§ **Prompt**
Show each line of the data below that has the string "polarization" in it.

§ **Record set**
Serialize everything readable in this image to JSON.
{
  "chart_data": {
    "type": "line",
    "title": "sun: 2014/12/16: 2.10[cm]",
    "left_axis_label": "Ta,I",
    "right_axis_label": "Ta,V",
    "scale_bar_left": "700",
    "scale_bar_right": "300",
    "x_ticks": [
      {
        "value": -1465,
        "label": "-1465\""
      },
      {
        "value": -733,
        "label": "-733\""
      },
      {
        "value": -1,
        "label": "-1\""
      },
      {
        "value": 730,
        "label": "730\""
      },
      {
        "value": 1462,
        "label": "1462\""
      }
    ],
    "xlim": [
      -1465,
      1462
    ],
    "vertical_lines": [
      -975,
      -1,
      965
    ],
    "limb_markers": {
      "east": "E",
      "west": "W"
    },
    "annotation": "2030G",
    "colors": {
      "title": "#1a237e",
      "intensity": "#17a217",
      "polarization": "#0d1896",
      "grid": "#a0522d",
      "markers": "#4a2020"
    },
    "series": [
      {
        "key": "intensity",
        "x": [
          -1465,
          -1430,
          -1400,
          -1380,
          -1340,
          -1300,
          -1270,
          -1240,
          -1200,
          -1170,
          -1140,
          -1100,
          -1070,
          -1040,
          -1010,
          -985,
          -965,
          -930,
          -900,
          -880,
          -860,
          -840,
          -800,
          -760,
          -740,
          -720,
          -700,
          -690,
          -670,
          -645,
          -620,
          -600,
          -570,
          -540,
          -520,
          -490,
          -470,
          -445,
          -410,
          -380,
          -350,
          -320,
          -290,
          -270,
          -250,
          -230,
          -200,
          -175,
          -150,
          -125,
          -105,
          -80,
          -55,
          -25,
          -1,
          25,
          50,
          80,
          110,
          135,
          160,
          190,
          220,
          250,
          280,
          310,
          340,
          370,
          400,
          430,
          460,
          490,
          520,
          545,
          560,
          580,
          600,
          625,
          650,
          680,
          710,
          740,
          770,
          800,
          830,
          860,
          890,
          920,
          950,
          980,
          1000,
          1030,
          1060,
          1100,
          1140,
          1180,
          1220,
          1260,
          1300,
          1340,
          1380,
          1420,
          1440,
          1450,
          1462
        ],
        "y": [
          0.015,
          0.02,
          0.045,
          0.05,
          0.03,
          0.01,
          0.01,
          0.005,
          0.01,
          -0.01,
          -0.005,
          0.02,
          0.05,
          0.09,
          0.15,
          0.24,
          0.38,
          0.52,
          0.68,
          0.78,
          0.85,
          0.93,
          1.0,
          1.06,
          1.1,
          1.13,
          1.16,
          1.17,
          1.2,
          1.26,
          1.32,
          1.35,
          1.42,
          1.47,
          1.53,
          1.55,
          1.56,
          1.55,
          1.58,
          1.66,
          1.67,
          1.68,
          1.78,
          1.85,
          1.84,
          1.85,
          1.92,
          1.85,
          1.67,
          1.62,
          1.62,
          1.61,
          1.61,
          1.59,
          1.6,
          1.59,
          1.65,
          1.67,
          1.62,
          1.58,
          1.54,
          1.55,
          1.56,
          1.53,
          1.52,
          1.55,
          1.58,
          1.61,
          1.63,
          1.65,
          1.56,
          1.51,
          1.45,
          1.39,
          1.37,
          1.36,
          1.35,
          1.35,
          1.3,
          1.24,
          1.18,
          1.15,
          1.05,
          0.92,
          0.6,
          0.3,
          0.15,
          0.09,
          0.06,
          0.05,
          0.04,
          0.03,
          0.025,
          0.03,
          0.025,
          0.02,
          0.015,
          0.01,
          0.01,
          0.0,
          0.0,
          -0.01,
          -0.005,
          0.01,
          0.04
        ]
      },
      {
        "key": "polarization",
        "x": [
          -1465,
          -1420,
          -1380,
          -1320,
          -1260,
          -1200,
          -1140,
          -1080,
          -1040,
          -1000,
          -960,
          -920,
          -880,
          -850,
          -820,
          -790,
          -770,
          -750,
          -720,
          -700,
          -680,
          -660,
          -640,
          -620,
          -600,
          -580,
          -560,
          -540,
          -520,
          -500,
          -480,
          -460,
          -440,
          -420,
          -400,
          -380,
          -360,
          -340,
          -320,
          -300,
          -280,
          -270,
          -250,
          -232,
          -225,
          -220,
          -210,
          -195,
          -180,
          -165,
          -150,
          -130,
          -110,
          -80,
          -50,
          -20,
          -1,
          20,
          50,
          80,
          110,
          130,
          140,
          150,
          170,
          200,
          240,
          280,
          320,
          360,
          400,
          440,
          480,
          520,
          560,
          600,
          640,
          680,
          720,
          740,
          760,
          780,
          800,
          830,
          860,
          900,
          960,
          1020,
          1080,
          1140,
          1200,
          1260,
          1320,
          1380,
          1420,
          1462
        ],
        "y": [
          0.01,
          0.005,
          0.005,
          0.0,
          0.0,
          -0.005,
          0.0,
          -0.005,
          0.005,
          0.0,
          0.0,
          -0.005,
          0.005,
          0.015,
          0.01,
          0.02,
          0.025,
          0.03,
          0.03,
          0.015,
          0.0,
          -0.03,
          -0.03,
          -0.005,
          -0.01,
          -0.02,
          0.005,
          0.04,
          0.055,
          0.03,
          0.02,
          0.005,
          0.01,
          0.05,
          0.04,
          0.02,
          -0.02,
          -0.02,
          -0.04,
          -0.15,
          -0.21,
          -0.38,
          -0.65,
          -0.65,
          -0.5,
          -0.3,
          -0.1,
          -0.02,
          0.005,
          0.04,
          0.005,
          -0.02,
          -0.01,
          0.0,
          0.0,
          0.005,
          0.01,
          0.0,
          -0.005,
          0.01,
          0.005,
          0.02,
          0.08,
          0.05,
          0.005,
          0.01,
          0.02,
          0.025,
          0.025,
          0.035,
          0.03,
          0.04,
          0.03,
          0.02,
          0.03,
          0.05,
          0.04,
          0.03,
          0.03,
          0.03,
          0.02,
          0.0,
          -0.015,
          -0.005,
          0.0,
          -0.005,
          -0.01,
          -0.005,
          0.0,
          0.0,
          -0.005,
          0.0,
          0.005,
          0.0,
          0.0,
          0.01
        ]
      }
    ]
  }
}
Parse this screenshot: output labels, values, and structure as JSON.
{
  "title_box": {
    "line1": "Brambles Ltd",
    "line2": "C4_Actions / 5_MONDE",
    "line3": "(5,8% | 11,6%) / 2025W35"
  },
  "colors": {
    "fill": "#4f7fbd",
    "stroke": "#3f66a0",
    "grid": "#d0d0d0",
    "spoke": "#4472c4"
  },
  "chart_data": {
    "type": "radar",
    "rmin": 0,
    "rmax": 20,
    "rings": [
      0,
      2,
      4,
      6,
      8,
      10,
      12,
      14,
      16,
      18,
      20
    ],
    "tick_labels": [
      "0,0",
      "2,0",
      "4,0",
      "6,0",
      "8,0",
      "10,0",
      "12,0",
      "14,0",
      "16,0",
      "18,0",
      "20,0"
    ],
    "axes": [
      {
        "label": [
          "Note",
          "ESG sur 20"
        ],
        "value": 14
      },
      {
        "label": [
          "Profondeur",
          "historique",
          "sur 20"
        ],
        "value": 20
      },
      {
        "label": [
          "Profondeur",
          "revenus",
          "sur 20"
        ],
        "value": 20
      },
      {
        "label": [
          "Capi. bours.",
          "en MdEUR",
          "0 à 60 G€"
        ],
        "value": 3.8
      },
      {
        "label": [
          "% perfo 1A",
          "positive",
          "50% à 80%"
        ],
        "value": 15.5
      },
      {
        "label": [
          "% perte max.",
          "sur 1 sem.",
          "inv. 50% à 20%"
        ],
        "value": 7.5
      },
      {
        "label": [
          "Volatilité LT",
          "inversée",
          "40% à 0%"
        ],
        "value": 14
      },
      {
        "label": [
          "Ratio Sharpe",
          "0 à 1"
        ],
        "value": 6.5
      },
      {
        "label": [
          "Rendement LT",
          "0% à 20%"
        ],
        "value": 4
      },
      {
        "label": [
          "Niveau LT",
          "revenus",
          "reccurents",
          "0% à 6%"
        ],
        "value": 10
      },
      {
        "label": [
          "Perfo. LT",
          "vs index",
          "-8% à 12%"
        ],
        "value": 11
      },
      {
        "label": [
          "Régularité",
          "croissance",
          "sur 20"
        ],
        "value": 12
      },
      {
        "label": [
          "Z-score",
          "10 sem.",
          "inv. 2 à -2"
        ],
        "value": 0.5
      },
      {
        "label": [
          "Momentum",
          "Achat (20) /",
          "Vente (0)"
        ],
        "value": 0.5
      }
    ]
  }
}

§ **Result for this exercise**
      "polarization": "#0d1896",
        "key": "polarization",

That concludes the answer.